PROBLEM TO WORK ON: Transcribe the records below exactly as they appear.

RECORDS SUPPLIED:
● ● ● ● ●

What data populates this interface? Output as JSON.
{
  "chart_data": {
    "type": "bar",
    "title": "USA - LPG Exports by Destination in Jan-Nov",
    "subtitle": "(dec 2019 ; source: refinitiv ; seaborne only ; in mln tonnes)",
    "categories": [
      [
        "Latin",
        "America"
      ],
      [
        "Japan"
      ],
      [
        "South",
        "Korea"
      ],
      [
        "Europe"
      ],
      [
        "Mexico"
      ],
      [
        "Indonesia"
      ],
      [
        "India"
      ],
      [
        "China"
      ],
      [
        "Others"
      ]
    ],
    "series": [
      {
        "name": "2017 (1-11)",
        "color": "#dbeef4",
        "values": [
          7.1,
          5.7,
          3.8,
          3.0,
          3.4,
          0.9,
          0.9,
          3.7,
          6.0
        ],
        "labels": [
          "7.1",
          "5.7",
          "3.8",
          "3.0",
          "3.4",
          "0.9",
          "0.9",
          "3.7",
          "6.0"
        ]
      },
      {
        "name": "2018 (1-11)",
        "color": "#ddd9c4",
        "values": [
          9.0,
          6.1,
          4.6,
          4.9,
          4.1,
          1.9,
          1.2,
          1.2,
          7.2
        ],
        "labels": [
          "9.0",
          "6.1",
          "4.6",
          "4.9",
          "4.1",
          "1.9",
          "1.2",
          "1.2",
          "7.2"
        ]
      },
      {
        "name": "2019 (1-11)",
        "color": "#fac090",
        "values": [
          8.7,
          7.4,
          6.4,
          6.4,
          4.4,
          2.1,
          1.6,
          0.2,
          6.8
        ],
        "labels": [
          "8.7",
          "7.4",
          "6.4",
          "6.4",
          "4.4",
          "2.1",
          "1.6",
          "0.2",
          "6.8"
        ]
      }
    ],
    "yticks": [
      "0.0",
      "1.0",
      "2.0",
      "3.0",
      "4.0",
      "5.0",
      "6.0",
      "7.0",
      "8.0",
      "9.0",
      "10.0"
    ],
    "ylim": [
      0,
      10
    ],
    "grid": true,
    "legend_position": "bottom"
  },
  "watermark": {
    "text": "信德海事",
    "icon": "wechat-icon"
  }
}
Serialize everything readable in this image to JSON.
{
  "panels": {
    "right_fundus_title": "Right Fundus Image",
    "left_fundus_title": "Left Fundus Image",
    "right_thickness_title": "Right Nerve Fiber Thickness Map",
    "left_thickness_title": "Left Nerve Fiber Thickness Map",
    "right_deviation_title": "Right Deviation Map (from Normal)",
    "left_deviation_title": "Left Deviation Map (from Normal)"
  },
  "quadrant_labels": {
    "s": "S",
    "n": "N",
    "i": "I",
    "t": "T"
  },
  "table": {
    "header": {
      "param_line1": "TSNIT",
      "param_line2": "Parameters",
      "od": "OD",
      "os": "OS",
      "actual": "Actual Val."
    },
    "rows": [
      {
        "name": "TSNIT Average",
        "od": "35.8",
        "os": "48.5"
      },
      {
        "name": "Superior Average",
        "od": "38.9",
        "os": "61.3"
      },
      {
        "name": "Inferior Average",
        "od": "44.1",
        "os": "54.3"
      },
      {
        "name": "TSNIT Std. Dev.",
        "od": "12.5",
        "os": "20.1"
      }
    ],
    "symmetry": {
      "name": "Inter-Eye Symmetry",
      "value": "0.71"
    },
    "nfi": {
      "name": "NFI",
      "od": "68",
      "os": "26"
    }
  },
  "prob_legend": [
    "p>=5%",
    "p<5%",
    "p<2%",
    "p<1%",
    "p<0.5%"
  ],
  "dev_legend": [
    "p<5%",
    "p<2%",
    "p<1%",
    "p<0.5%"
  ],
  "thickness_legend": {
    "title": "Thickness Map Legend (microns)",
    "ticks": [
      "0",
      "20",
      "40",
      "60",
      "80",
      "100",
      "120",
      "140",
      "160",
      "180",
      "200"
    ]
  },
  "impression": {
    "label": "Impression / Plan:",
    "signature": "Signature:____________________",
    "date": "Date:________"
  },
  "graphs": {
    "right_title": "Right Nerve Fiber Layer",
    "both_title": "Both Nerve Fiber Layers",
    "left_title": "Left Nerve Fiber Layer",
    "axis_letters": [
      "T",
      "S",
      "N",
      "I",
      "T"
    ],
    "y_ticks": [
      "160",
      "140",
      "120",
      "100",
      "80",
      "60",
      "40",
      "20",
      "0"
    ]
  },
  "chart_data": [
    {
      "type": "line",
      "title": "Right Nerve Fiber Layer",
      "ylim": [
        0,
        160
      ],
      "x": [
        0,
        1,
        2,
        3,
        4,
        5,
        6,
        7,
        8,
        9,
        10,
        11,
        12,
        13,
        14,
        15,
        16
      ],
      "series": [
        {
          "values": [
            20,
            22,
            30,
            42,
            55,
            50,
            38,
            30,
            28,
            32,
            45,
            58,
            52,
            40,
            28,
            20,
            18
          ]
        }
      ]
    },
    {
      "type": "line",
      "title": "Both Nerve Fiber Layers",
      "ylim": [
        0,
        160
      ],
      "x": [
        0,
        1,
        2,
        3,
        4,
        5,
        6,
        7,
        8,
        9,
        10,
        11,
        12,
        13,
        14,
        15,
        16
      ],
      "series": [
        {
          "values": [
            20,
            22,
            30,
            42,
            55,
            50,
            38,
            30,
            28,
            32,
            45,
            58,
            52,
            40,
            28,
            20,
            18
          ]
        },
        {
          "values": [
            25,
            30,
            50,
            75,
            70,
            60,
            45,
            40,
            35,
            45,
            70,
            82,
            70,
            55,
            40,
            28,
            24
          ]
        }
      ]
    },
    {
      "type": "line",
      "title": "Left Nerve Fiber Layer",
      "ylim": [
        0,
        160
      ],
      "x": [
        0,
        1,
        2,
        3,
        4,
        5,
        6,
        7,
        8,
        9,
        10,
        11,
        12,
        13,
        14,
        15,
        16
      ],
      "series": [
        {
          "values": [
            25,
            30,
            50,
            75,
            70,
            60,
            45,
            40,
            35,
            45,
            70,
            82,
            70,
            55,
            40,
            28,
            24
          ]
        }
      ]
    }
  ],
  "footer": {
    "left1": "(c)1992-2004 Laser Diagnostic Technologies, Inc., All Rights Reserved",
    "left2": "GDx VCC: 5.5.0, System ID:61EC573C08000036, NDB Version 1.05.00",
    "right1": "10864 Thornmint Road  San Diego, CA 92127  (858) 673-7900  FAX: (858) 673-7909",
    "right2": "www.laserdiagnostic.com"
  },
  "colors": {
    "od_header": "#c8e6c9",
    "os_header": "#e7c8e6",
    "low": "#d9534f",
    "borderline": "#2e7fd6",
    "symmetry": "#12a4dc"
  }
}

● ● ● ● ●

SOLUTION FOR THIS PROBLEM:
What data populates this interface? Output as JSON.
{
  "chart_data": {
    "type": "bar",
    "title": "USA - LPG Exports by Destination in Jan-Nov",
    "subtitle": "(dec 2019 ; source: refinitiv ; seaborne only ; in mln tonnes)",
    "categories": [
      [
        "Latin",
        "America"
      ],
      [
        "Japan"
      ],
      [
        "South",
        "Korea"
      ],
      [
        "Europe"
      ],
      [
        "Mexico"
      ],
      [
        "Indonesia"
      ],
      [
        "India"
      ],
      [
        "China"
      ],
      [
        "Others"
      ]
    ],
    "series": [
      {
        "name": "2017 (1-11)",
        "color": "#dbeef4",
        "values": [
          7.1,
          5.7,
          3.8,
          3.0,
          3.4,
          0.9,
          0.9,
          3.7,
          6.0
        ],
        "labels": [
          "7.1",
          "5.7",
          "3.8",
          "3.0",
          "3.4",
          "0.9",
          "0.9",
          "3.7",
          "6.0"
        ]
      },
      {
        "name": "2018 (1-11)",
        "color": "#ddd9c4",
        "values": [
          9.0,
          6.1,
          4.6,
          4.9,
          4.1,
          1.9,
          1.2,
          1.2,
          7.2
        ],
        "labels": [
          "9.0",
          "6.1",
          "4.6",
          "4.9",
          "4.1",
          "1.9",
          "1.2",
          "1.2",
          "7.2"
        ]
      },
      {
        "name": "2019 (1-11)",
        "color": "#fac090",
        "values": [
          8.7,
          7.4,
          6.4,
          6.4,
          4.4,
          2.1,
          1.6,
          0.2,
          6.8
        ],
        "labels": [
          "8.7",
          "7.4",
          "6.4",
          "6.4",
          "4.4",
          "2.1",
          "1.6",
          "0.2",
          "6.8"
        ]
      }
    ],
    "yticks": [
      "0.0",
      "1.0",
      "2.0",
      "3.0",
      "4.0",
      "5.0",
      "6.0",
      "7.0",
      "8.0",
      "9.0",
      "10.0"
    ],
    "ylim": [
      0,
      10
    ],
    "grid": true,
    "legend_position": "bottom"
  },
  "watermark": {
    "text": "信德海事",
    "icon": "wechat-icon"
  }
}
Serialize everything readable in this image to JSON.
{
  "panels": {
    "right_fundus_title": "Right Fundus Image",
    "left_fundus_title": "Left Fundus Image",
    "right_thickness_title": "Right Nerve Fiber Thickness Map",
    "left_thickness_title": "Left Nerve Fiber Thickness Map",
    "right_deviation_title": "Right Deviation Map (from Normal)",
    "left_deviation_title": "Left Deviation Map (from Normal)"
  },
  "quadrant_labels": {
    "s": "S",
    "n": "N",
    "i": "I",
    "t": "T"
  },
  "table": {
    "header": {
      "param_line1": "TSNIT",
      "param_line2": "Parameters",
      "od": "OD",
      "os": "OS",
      "actual": "Actual Val."
    },
    "rows": [
      {
        "name": "TSNIT Average",
        "od": "35.8",
        "os": "48.5"
      },
      {
        "name": "Superior Average",
        "od": "38.9",
        "os": "61.3"
      },
      {
        "name": "Inferior Average",
        "od": "44.1",
        "os": "54.3"
      },
      {
        "name": "TSNIT Std. Dev.",
        "od": "12.5",
        "os": "20.1"
      }
    ],
    "symmetry": {
      "name": "Inter-Eye Symmetry",
      "value": "0.71"
    },
    "nfi": {
      "name": "NFI",
      "od": "68",
      "os": "26"
    }
  },
  "prob_legend": [
    "p>=5%",
    "p<5%",
    "p<2%",
    "p<1%",
    "p<0.5%"
  ],
  "dev_legend": [
    "p<5%",
    "p<2%",
    "p<1%",
    "p<0.5%"
  ],
  "thickness_legend": {
    "title": "Thickness Map Legend (microns)",
    "ticks": [
      "0",
      "20",
      "40",
      "60",
      "80",
      "100",
      "120",
      "140",
      "160",
      "180",
      "200"
    ]
  },
  "impression": {
    "label": "Impression / Plan:",
    "signature": "Signature:____________________",
    "date": "Date:________"
  },
  "graphs": {
    "right_title": "Right Nerve Fiber Layer",
    "both_title": "Both Nerve Fiber Layers",
    "left_title": "Left Nerve Fiber Layer",
    "axis_letters": [
      "T",
      "S",
      "N",
      "I",
      "T"
    ],
    "y_ticks": [
      "160",
      "140",
      "120",
      "100",
      "80",
      "60",
      "40",
      "20",
      "0"
    ]
  },
  "chart_data": [
    {
      "type": "line",
      "title": "Right Nerve Fiber Layer",
      "ylim": [
        0,
        160
      ],
      "x": [
        0,
        1,
        2,
        3,
        4,
        5,
        6,
        7,
        8,
        9,
        10,
        11,
        12,
        13,
        14,
        15,
        16
      ],
      "series": [
        {
          "values": [
            20,
            22,
            30,
            42,
            55,
            50,
            38,
            30,
            28,
            32,
            45,
            58,
            52,
            40,
            28,
            20,
            18
          ]
        }
      ]
    },
    {
      "type": "line",
      "title": "Both Nerve Fiber Layers",
      "ylim": [
        0,
        160
      ],
      "x": [
        0,
        1,
        2,
        3,
        4,
        5,
        6,
        7,
        8,
        9,
        10,
        11,
        12,
        13,
        14,
        15,
        16
      ],
      "series": [
        {
          "values": [
            20,
            22,
            30,
            42,
            55,
            50,
            38,
            30,
            28,
            32,
            45,
            58,
            52,
            40,
            28,
            20,
            18
          ]
        },
        {
          "values": [
            25,
            30,
            50,
            75,
            70,
            60,
            45,
            40,
            35,
            45,
            70,
            82,
            70,
            55,
            40,
            28,
            24
          ]
        }
      ]
    },
    {
      "type": "line",
      "title": "Left Nerve Fiber Layer",
      "ylim": [
        0,
        160
      ],
      "x": [
        0,
        1,
        2,
        3,
        4,
        5,
        6,
        7,
        8,
        9,
        10,
        11,
        12,
        13,
        14,
        15,
        16
      ],
      "series": [
        {
          "values": [
            25,
            30,
            50,
            75,
            70,
            60,
            45,
            40,
            35,
            45,
            70,
            82,
            70,
            55,
            40,
            28,
            24
          ]
        }
      ]
    }
  ],
  "footer": {
    "left1": "(c)1992-2004 Laser Diagnostic Technologies, Inc., All Rights Reserved",
    "left2": "GDx VCC: 5.5.0, System ID:61EC573C08000036, NDB Version 1.05.00",
    "right1": "10864 Thornmint Road  San Diego, CA 92127  (858) 673-7900  FAX: (858) 673-7909",
    "right2": "www.laserdiagnostic.com"
  },
  "colors": {
    "od_header": "#c8e6c9",
    "os_header": "#e7c8e6",
    "low": "#d9534f",
    "borderline": "#2e7fd6",
    "symmetry": "#12a4dc"
  }
}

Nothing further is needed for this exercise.